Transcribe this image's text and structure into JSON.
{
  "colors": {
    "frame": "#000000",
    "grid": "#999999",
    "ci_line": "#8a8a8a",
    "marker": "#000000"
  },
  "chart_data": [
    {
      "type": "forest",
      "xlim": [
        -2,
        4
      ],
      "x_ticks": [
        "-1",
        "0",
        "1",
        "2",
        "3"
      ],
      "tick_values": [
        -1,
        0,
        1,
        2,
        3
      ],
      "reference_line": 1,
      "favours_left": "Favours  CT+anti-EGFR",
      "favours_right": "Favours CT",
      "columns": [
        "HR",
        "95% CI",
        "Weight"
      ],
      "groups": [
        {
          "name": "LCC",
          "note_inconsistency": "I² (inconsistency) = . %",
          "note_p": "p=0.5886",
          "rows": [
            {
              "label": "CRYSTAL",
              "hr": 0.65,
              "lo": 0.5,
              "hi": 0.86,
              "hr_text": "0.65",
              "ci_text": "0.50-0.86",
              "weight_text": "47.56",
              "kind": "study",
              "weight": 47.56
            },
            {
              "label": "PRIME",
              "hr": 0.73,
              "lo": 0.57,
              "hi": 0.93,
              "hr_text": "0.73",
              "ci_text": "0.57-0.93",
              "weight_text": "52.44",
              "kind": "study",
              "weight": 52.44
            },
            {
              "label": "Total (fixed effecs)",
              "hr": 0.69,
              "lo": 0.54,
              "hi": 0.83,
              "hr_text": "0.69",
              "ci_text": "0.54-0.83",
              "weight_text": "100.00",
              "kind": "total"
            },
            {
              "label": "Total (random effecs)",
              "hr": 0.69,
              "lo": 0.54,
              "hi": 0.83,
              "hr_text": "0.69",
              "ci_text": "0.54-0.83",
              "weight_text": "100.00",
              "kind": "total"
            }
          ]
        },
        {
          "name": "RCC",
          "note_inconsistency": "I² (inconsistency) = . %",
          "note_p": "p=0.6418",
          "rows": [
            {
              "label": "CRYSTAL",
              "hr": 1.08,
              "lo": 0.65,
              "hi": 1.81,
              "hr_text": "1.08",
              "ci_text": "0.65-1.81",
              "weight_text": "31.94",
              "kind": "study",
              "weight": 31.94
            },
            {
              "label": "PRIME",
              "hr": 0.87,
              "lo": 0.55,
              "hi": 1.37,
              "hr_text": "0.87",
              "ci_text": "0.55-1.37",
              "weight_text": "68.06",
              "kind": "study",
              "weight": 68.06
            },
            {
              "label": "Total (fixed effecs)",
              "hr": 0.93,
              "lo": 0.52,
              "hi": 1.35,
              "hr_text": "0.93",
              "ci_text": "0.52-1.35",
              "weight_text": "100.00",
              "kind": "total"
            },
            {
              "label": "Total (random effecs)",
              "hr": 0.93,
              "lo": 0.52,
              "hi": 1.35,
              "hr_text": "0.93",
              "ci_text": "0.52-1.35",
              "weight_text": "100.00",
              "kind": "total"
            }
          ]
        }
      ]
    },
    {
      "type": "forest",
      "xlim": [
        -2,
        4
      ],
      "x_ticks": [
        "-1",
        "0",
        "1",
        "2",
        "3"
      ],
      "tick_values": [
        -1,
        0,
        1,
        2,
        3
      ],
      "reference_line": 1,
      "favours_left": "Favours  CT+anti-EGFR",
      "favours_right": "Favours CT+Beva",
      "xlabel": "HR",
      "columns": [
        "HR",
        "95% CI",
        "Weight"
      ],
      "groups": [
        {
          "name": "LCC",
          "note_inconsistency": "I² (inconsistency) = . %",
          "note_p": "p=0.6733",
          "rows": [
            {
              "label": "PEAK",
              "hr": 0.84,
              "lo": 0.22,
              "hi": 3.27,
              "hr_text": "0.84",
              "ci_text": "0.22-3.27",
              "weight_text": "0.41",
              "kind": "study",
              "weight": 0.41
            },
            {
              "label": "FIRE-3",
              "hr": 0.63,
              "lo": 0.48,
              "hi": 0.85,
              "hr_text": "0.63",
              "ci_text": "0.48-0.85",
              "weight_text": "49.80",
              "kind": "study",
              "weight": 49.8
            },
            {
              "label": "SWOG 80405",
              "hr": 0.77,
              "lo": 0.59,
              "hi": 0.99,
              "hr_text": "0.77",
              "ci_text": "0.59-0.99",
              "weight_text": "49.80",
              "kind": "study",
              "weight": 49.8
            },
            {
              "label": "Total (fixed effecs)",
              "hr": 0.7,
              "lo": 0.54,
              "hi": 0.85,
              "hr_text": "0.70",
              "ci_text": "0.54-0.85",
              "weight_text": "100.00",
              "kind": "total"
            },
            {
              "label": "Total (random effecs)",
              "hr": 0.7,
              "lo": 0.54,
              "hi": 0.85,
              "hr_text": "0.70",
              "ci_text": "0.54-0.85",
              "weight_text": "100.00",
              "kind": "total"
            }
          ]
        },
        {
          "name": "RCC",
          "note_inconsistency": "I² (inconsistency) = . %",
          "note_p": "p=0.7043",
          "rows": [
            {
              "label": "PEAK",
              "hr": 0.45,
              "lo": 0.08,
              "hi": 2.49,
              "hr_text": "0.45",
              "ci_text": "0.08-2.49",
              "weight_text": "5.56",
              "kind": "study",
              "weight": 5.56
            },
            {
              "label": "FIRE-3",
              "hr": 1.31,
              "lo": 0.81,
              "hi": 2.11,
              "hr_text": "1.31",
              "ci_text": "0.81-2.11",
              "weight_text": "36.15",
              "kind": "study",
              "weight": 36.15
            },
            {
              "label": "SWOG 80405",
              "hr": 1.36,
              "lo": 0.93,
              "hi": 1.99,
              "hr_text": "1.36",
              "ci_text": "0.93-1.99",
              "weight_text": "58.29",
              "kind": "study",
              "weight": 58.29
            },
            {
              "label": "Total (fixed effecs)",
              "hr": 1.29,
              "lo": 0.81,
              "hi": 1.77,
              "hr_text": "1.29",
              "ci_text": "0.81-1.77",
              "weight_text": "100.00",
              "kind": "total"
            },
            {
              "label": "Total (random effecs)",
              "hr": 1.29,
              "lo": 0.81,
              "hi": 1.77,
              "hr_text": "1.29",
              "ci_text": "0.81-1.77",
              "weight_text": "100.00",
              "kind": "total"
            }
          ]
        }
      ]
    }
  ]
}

■ ■ ■

Extract all of the data above and output it character for character.

> [Completed exercise]:
Transcribe this image's text and structure into JSON.
{
  "colors": {
    "frame": "#000000",
    "grid": "#999999",
    "ci_line": "#8a8a8a",
    "marker": "#000000"
  },
  "chart_data": [
    {
      "type": "forest",
      "xlim": [
        -2,
        4
      ],
      "x_ticks": [
        "-1",
        "0",
        "1",
        "2",
        "3"
      ],
      "tick_values": [
        -1,
        0,
        1,
        2,
        3
      ],
      "reference_line": 1,
      "favours_left": "Favours  CT+anti-EGFR",
      "favours_right": "Favours CT",
      "columns": [
        "HR",
        "95% CI",
        "Weight"
      ],
      "groups": [
        {
          "name": "LCC",
          "note_inconsistency": "I² (inconsistency) = . %",
          "note_p": "p=0.5886",
          "rows": [
            {
              "label": "CRYSTAL",
              "hr": 0.65,
              "lo": 0.5,
              "hi": 0.86,
              "hr_text": "0.65",
              "ci_text": "0.50-0.86",
              "weight_text": "47.56",
              "kind": "study",
              "weight": 47.56
            },
            {
              "label": "PRIME",
              "hr": 0.73,
              "lo": 0.57,
              "hi": 0.93,
              "hr_text": "0.73",
              "ci_text": "0.57-0.93",
              "weight_text": "52.44",
              "kind": "study",
              "weight": 52.44
            },
            {
              "label": "Total (fixed effecs)",
              "hr": 0.69,
              "lo": 0.54,
              "hi": 0.83,
              "hr_text": "0.69",
              "ci_text": "0.54-0.83",
              "weight_text": "100.00",
              "kind": "total"
            },
            {
              "label": "Total (random effecs)",
              "hr": 0.69,
              "lo": 0.54,
              "hi": 0.83,
              "hr_text": "0.69",
              "ci_text": "0.54-0.83",
              "weight_text": "100.00",
              "kind": "total"
            }
          ]
        },
        {
          "name": "RCC",
          "note_inconsistency": "I² (inconsistency) = . %",
          "note_p": "p=0.6418",
          "rows": [
            {
              "label": "CRYSTAL",
              "hr": 1.08,
              "lo": 0.65,
              "hi": 1.81,
              "hr_text": "1.08",
              "ci_text": "0.65-1.81",
              "weight_text": "31.94",
              "kind": "study",
              "weight": 31.94
            },
            {
              "label": "PRIME",
              "hr": 0.87,
              "lo": 0.55,
              "hi": 1.37,
              "hr_text": "0.87",
              "ci_text": "0.55-1.37",
              "weight_text": "68.06",
              "kind": "study",
              "weight": 68.06
            },
            {
              "label": "Total (fixed effecs)",
              "hr": 0.93,
              "lo": 0.52,
              "hi": 1.35,
              "hr_text": "0.93",
              "ci_text": "0.52-1.35",
              "weight_text": "100.00",
              "kind": "total"
            },
            {
              "label": "Total (random effecs)",
              "hr": 0.93,
              "lo": 0.52,
              "hi": 1.35,
              "hr_text": "0.93",
              "ci_text": "0.52-1.35",
              "weight_text": "100.00",
              "kind": "total"
            }
          ]
        }
      ]
    },
    {
      "type": "forest",
      "xlim": [
        -2,
        4
      ],
      "x_ticks": [
        "-1",
        "0",
        "1",
        "2",
        "3"
      ],
      "tick_values": [
        -1,
        0,
        1,
        2,
        3
      ],
      "reference_line": 1,
      "favours_left": "Favours  CT+anti-EGFR",
      "favours_right": "Favours CT+Beva",
      "xlabel": "HR",
      "columns": [
        "HR",
        "95% CI",
        "Weight"
      ],
      "groups": [
        {
          "name": "LCC",
          "note_inconsistency": "I² (inconsistency) = . %",
          "note_p": "p=0.6733",
          "rows": [
            {
              "label": "PEAK",
              "hr": 0.84,
              "lo": 0.22,
              "hi": 3.27,
              "hr_text": "0.84",
              "ci_text": "0.22-3.27",
              "weight_text": "0.41",
              "kind": "study",
              "weight": 0.41
            },
            {
              "label": "FIRE-3",
              "hr": 0.63,
              "lo": 0.48,
              "hi": 0.85,
              "hr_text": "0.63",
              "ci_text": "0.48-0.85",
              "weight_text": "49.80",
              "kind": "study",
              "weight": 49.8
            },
            {
              "label": "SWOG 80405",
              "hr": 0.77,
              "lo": 0.59,
              "hi": 0.99,
              "hr_text": "0.77",
              "ci_text": "0.59-0.99",
              "weight_text": "49.80",
              "kind": "study",
              "weight": 49.8
            },
            {
              "label": "Total (fixed effecs)",
              "hr": 0.7,
              "lo": 0.54,
              "hi": 0.85,
              "hr_text": "0.70",
              "ci_text": "0.54-0.85",
              "weight_text": "100.00",
              "kind": "total"
            },
            {
              "label": "Total (random effecs)",
              "hr": 0.7,
              "lo": 0.54,
              "hi": 0.85,
              "hr_text": "0.70",
              "ci_text": "0.54-0.85",
              "weight_text": "100.00",
              "kind": "total"
            }
          ]
        },
        {
          "name": "RCC",
          "note_inconsistency": "I² (inconsistency) = . %",
          "note_p": "p=0.7043",
          "rows": [
            {
              "label": "PEAK",
              "hr": 0.45,
              "lo": 0.08,
              "hi": 2.49,
              "hr_text": "0.45",
              "ci_text": "0.08-2.49",
              "weight_text": "5.56",
              "kind": "study",
              "weight": 5.56
            },
            {
              "label": "FIRE-3",
              "hr": 1.31,
              "lo": 0.81,
              "hi": 2.11,
              "hr_text": "1.31",
              "ci_text": "0.81-2.11",
              "weight_text": "36.15",
              "kind": "study",
              "weight": 36.15
            },
            {
              "label": "SWOG 80405",
              "hr": 1.36,
              "lo": 0.93,
              "hi": 1.99,
              "hr_text": "1.36",
              "ci_text": "0.93-1.99",
              "weight_text": "58.29",
              "kind": "study",
              "weight": 58.29
            },
            {
              "label": "Total (fixed effecs)",
              "hr": 1.29,
              "lo": 0.81,
              "hi": 1.77,
              "hr_text": "1.29",
              "ci_text": "0.81-1.77",
              "weight_text": "100.00",
              "kind": "total"
            },
            {
              "label": "Total (random effecs)",
              "hr": 1.29,
              "lo": 0.81,
              "hi": 1.77,
              "hr_text": "1.29",
              "ci_text": "0.81-1.77",
              "weight_text": "100.00",
              "kind": "total"
            }
          ]
        }
      ]
    }
  ]
}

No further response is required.